## Requests:
1. For each statement about the passage on morality and business, answer yes or no and quote the words of the passage that settle it. (a) The passage holds that any economic system needs a moral component to survive over the long term. (b) The passage says most people today can define ethics in clear terms. (c) The passage links the sense of relativism to a breakdown of moral teaching in schools.
2. According to the passage on morality and business, what is the effect of calling right and wrong a "matter of opinion"?
3. Please carry on the passage on morality and business from its final sentence.

## Provided passage:

One way to dig into the thoughts of a vanished civilization is to
examine the words they use. Assuming that this is so, what will future
historians say about our business? More importantly, what will they
say about our society? For long-term survival, any economic system requires
a moral component. This is true of a society and even a civilization.
So, what can we say about the morality in our economic relations?
Today, many are not able to define ethics in clear terms. Calling
right and wrong a "matter of opinion" discourages many from giving serious
consideration to issues of major importance. There is a growing degree
of cynicism and moral sophistication in our society -- a sense that
all things are relative and that nothing is absolutely right or wrong.
This sense of artificial relativism suggests that absolute notions of
good and bad, right or wrong no longer apply. Contributing to this sense
of relativism is what many see as a breakdown of moral and ethical teachings
in the family and religious institutions. Too often, young people are
not being taught the virtue of telling truth and other ethical behavior,
especially through examples of daily life by their parents, and these
children in turn do not see any advantage in being ethical in an unethical
society at large.

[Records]
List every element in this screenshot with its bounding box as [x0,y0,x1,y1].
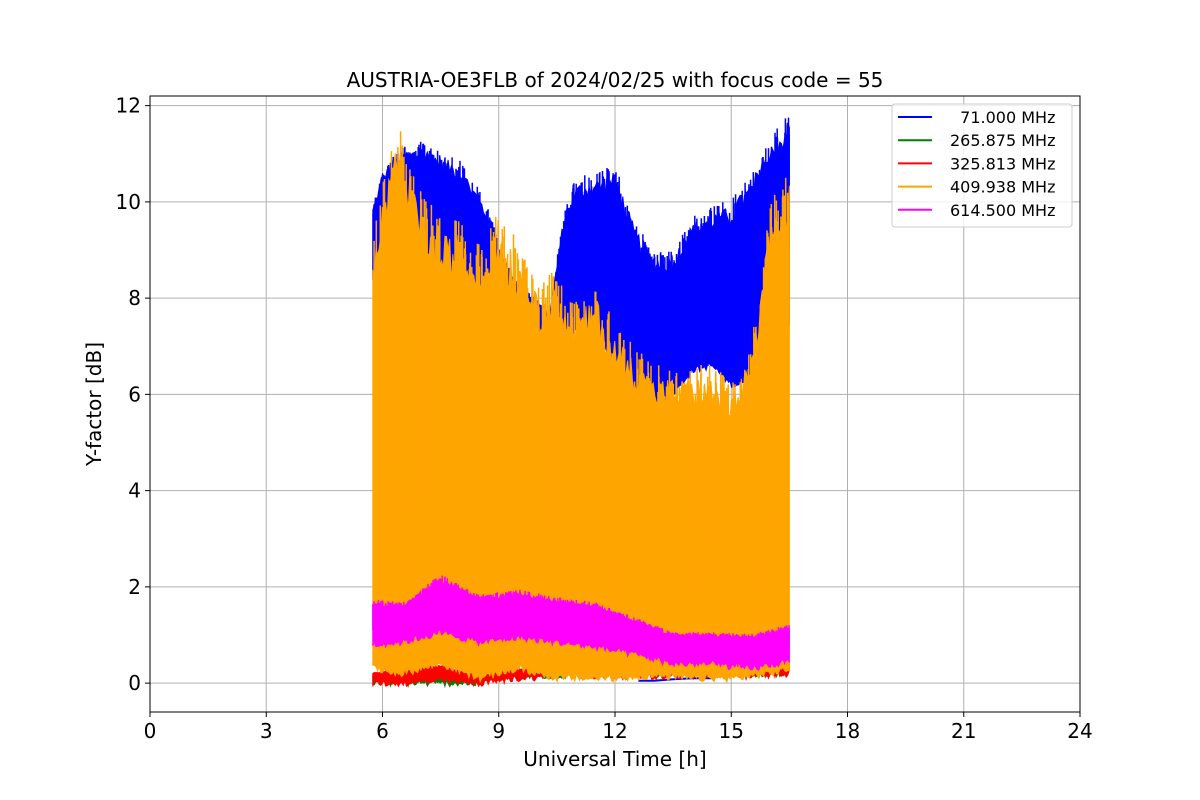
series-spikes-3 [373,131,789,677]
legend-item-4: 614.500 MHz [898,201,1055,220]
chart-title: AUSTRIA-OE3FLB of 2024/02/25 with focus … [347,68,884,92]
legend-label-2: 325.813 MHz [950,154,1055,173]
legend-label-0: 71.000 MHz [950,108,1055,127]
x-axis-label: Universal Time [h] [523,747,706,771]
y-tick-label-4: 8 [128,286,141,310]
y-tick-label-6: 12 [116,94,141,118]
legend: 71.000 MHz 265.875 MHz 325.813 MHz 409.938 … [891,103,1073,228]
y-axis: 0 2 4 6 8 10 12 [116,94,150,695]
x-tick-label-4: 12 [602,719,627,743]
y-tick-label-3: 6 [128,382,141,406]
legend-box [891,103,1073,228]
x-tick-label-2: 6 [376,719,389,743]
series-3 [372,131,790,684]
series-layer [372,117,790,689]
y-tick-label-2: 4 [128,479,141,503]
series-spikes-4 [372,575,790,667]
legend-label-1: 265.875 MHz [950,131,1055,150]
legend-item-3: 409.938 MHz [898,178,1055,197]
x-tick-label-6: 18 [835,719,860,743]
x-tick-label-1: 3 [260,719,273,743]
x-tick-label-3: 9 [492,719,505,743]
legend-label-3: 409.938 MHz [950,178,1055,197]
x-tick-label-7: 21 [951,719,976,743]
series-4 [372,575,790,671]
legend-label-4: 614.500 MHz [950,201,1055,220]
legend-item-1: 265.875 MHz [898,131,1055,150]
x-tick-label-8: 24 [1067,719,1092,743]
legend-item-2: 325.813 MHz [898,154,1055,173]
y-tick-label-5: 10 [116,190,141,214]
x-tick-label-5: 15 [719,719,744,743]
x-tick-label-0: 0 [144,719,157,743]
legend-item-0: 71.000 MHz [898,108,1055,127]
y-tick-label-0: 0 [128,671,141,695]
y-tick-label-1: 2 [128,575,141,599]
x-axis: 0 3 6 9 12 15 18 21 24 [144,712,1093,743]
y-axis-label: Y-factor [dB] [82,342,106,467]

## Expected results:
1.
(a) Yes: "For long-term survival, any economic system requires a moral component."
(b) No: "Today, many are not able to define ethics in clear terms."
(c) No: "a breakdown of moral and ethical teachings in the family and religious institutions."

2. It discourages many from giving serious consideration to issues of major importance.

3.
In today's highly competitive world, it is hard to be ethical always.
There are times when the temptation is too strong or the fear of failure
is very big. I am reminded about the story of two great friends who
went backpacking into the woods. In the thick of the jungle, a tiger
confronted them. When one of them was just preparing to scare the tiger
away, and turned to his friend for help, he noticed that his friend
was unloading his backpack and getting ready to run. He asked: "Why
are you getting ready to run; the tiger is faster than us." His friend
replied; "I only got to run faster than you".
Too much of business ethics today is focused on questions of law and
policy -- questions about regulations, business practices, and legal
requirements -- such as pollution control, worker safety, truth in advertising,
employee due process, social responsibilities to surrounding communities,
and others. All of these, while they are important, are considered as
either legal or social requirements for businesses. But what gets left
out in this thinking is an adequate sense of or an emphasis on personal
values and integrity. Business does not operate in a vacuum. It is a
subsystem of our social order. Business ethics is a more personally
oriented ethics rather than a public policy or a legal contract. Ethics
is what is legal, and more. Much more. It encompasses honesty, forthrightness,
reciprocity, fair play, keeping commitments, and kindness -- virtues
that may be too much to ask for in today's world.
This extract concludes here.